#### Objective:
Can you copy out the data exactly? Leave the images out.
== Provided data
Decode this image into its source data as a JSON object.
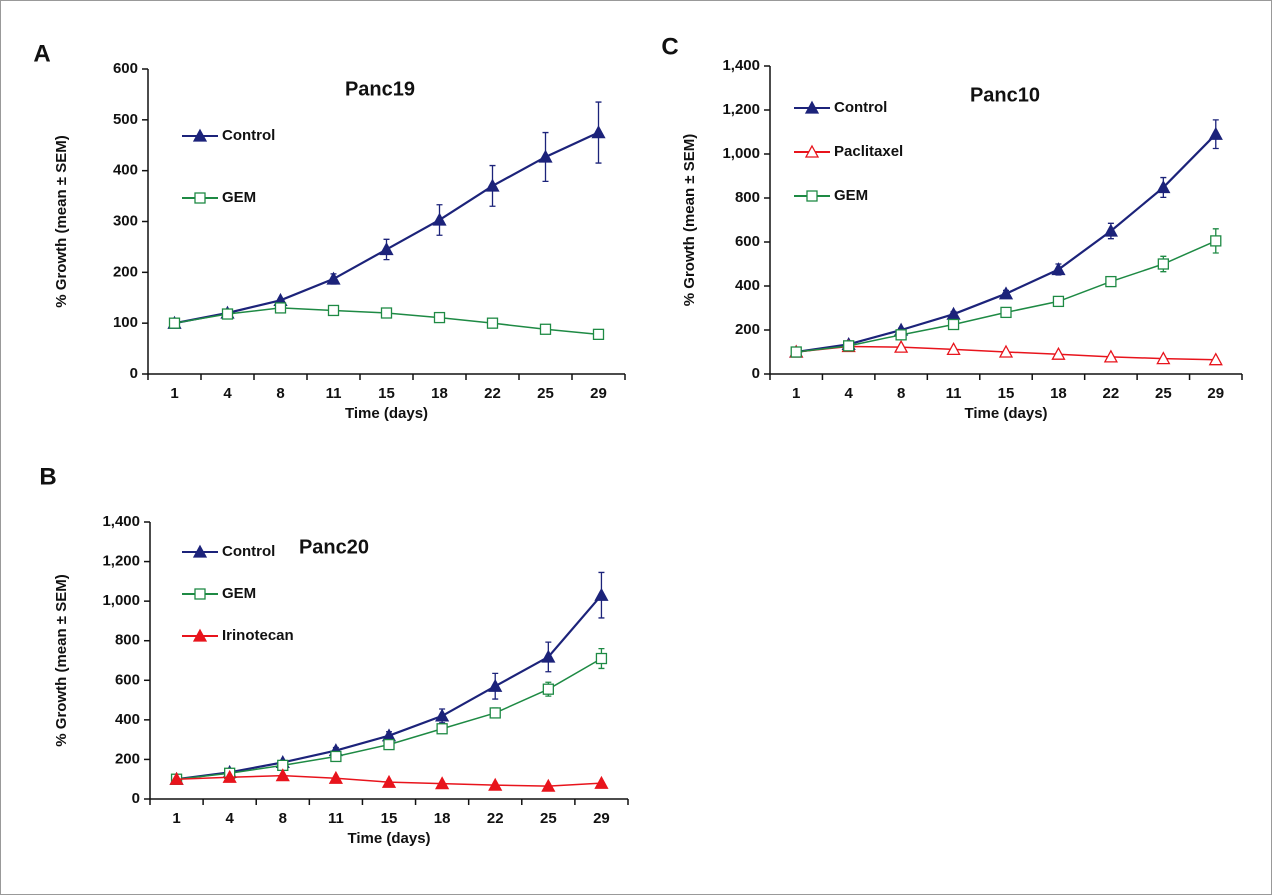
{
  "chart_data": [
    {
      "type": "line",
      "panel": "A",
      "title": "Panc19",
      "xlabel": "Time (days)",
      "ylabel": "% Growth (mean ± SEM)",
      "categories": [
        "1",
        "4",
        "8",
        "11",
        "15",
        "18",
        "22",
        "25",
        "29"
      ],
      "ylim": [
        0,
        600
      ],
      "yticks": [
        0,
        100,
        200,
        300,
        400,
        500,
        600
      ],
      "series": [
        {
          "name": "Control",
          "color": "#1c237a",
          "marker": "triangle",
          "filled": true,
          "values": [
            100,
            120,
            145,
            187,
            245,
            303,
            370,
            427,
            475
          ],
          "errors": [
            0,
            0,
            0,
            10,
            20,
            30,
            40,
            48,
            60
          ]
        },
        {
          "name": "GEM",
          "color": "#1e8a44",
          "marker": "square",
          "filled": false,
          "values": [
            100,
            118,
            130,
            125,
            120,
            111,
            100,
            88,
            78
          ],
          "errors": [
            0,
            0,
            0,
            0,
            0,
            0,
            0,
            0,
            0
          ]
        }
      ]
    },
    {
      "type": "line",
      "panel": "B",
      "title": "Panc20",
      "xlabel": "Time (days)",
      "ylabel": "% Growth (mean ± SEM)",
      "categories": [
        "1",
        "4",
        "8",
        "11",
        "15",
        "18",
        "22",
        "25",
        "29"
      ],
      "ylim": [
        0,
        1400
      ],
      "yticks": [
        0,
        200,
        400,
        600,
        800,
        {
          "value": 1000,
          "label": "1,000"
        },
        {
          "value": 1200,
          "label": "1,200"
        },
        {
          "value": 1400,
          "label": "1,400"
        }
      ],
      "series": [
        {
          "name": "Control",
          "color": "#1c237a",
          "marker": "triangle",
          "filled": true,
          "values": [
            100,
            135,
            185,
            245,
            320,
            420,
            570,
            718,
            1030
          ],
          "errors": [
            0,
            5,
            8,
            15,
            20,
            35,
            65,
            75,
            115
          ]
        },
        {
          "name": "GEM",
          "color": "#1e8a44",
          "marker": "square",
          "filled": false,
          "values": [
            100,
            130,
            170,
            215,
            275,
            355,
            435,
            555,
            710
          ],
          "errors": [
            0,
            5,
            5,
            8,
            10,
            15,
            25,
            35,
            50
          ]
        },
        {
          "name": "Irinotecan",
          "color": "#e8141c",
          "marker": "triangle",
          "filled": true,
          "values": [
            100,
            110,
            118,
            105,
            85,
            78,
            70,
            65,
            80
          ],
          "errors": [
            3,
            3,
            3,
            3,
            3,
            3,
            3,
            3,
            3
          ]
        }
      ]
    },
    {
      "type": "line",
      "panel": "C",
      "title": "Panc10",
      "xlabel": "Time (days)",
      "ylabel": "% Growth (mean ± SEM)",
      "categories": [
        "1",
        "4",
        "8",
        "11",
        "15",
        "18",
        "22",
        "25",
        "29"
      ],
      "ylim": [
        0,
        1400
      ],
      "yticks": [
        0,
        200,
        400,
        600,
        800,
        {
          "value": 1000,
          "label": "1,000"
        },
        {
          "value": 1200,
          "label": "1,200"
        },
        {
          "value": 1400,
          "label": "1,400"
        }
      ],
      "series": [
        {
          "name": "Control",
          "color": "#1c237a",
          "marker": "triangle",
          "filled": true,
          "values": [
            100,
            135,
            200,
            272,
            365,
            475,
            650,
            848,
            1090
          ],
          "errors": [
            0,
            5,
            8,
            12,
            15,
            25,
            35,
            45,
            65
          ]
        },
        {
          "name": "Paclitaxel",
          "color": "#e8141c",
          "marker": "triangle",
          "filled": false,
          "values": [
            100,
            125,
            122,
            112,
            100,
            90,
            78,
            70,
            65
          ],
          "errors": [
            0,
            0,
            0,
            0,
            0,
            0,
            0,
            0,
            0
          ]
        },
        {
          "name": "GEM",
          "color": "#1e8a44",
          "marker": "square",
          "filled": false,
          "values": [
            100,
            128,
            178,
            225,
            280,
            330,
            420,
            500,
            605
          ],
          "errors": [
            0,
            5,
            5,
            8,
            8,
            10,
            20,
            35,
            55
          ]
        }
      ]
    }
  ]
}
====
#### Output for this task:
Decode this image into its source data as a JSON object.
{
  "chart_data": [
    {
      "type": "line",
      "panel": "A",
      "title": "Panc19",
      "xlabel": "Time (days)",
      "ylabel": "% Growth (mean ± SEM)",
      "categories": [
        "1",
        "4",
        "8",
        "11",
        "15",
        "18",
        "22",
        "25",
        "29"
      ],
      "ylim": [
        0,
        600
      ],
      "yticks": [
        0,
        100,
        200,
        300,
        400,
        500,
        600
      ],
      "series": [
        {
          "name": "Control",
          "color": "#1c237a",
          "marker": "triangle",
          "filled": true,
          "values": [
            100,
            120,
            145,
            187,
            245,
            303,
            370,
            427,
            475
          ],
          "errors": [
            0,
            0,
            0,
            10,
            20,
            30,
            40,
            48,
            60
          ]
        },
        {
          "name": "GEM",
          "color": "#1e8a44",
          "marker": "square",
          "filled": false,
          "values": [
            100,
            118,
            130,
            125,
            120,
            111,
            100,
            88,
            78
          ],
          "errors": [
            0,
            0,
            0,
            0,
            0,
            0,
            0,
            0,
            0
          ]
        }
      ]
    },
    {
      "type": "line",
      "panel": "B",
      "title": "Panc20",
      "xlabel": "Time (days)",
      "ylabel": "% Growth (mean ± SEM)",
      "categories": [
        "1",
        "4",
        "8",
        "11",
        "15",
        "18",
        "22",
        "25",
        "29"
      ],
      "ylim": [
        0,
        1400
      ],
      "yticks": [
        0,
        200,
        400,
        600,
        800,
        {
          "value": 1000,
          "label": "1,000"
        },
        {
          "value": 1200,
          "label": "1,200"
        },
        {
          "value": 1400,
          "label": "1,400"
        }
      ],
      "series": [
        {
          "name": "Control",
          "color": "#1c237a",
          "marker": "triangle",
          "filled": true,
          "values": [
            100,
            135,
            185,
            245,
            320,
            420,
            570,
            718,
            1030
          ],
          "errors": [
            0,
            5,
            8,
            15,
            20,
            35,
            65,
            75,
            115
          ]
        },
        {
          "name": "GEM",
          "color": "#1e8a44",
          "marker": "square",
          "filled": false,
          "values": [
            100,
            130,
            170,
            215,
            275,
            355,
            435,
            555,
            710
          ],
          "errors": [
            0,
            5,
            5,
            8,
            10,
            15,
            25,
            35,
            50
          ]
        },
        {
          "name": "Irinotecan",
          "color": "#e8141c",
          "marker": "triangle",
          "filled": true,
          "values": [
            100,
            110,
            118,
            105,
            85,
            78,
            70,
            65,
            80
          ],
          "errors": [
            3,
            3,
            3,
            3,
            3,
            3,
            3,
            3,
            3
          ]
        }
      ]
    },
    {
      "type": "line",
      "panel": "C",
      "title": "Panc10",
      "xlabel": "Time (days)",
      "ylabel": "% Growth (mean ± SEM)",
      "categories": [
        "1",
        "4",
        "8",
        "11",
        "15",
        "18",
        "22",
        "25",
        "29"
      ],
      "ylim": [
        0,
        1400
      ],
      "yticks": [
        0,
        200,
        400,
        600,
        800,
        {
          "value": 1000,
          "label": "1,000"
        },
        {
          "value": 1200,
          "label": "1,200"
        },
        {
          "value": 1400,
          "label": "1,400"
        }
      ],
      "series": [
        {
          "name": "Control",
          "color": "#1c237a",
          "marker": "triangle",
          "filled": true,
          "values": [
            100,
            135,
            200,
            272,
            365,
            475,
            650,
            848,
            1090
          ],
          "errors": [
            0,
            5,
            8,
            12,
            15,
            25,
            35,
            45,
            65
          ]
        },
        {
          "name": "Paclitaxel",
          "color": "#e8141c",
          "marker": "triangle",
          "filled": false,
          "values": [
            100,
            125,
            122,
            112,
            100,
            90,
            78,
            70,
            65
          ],
          "errors": [
            0,
            0,
            0,
            0,
            0,
            0,
            0,
            0,
            0
          ]
        },
        {
          "name": "GEM",
          "color": "#1e8a44",
          "marker": "square",
          "filled": false,
          "values": [
            100,
            128,
            178,
            225,
            280,
            330,
            420,
            500,
            605
          ],
          "errors": [
            0,
            5,
            5,
            8,
            8,
            10,
            20,
            35,
            55
          ]
        }
      ]
    }
  ]
}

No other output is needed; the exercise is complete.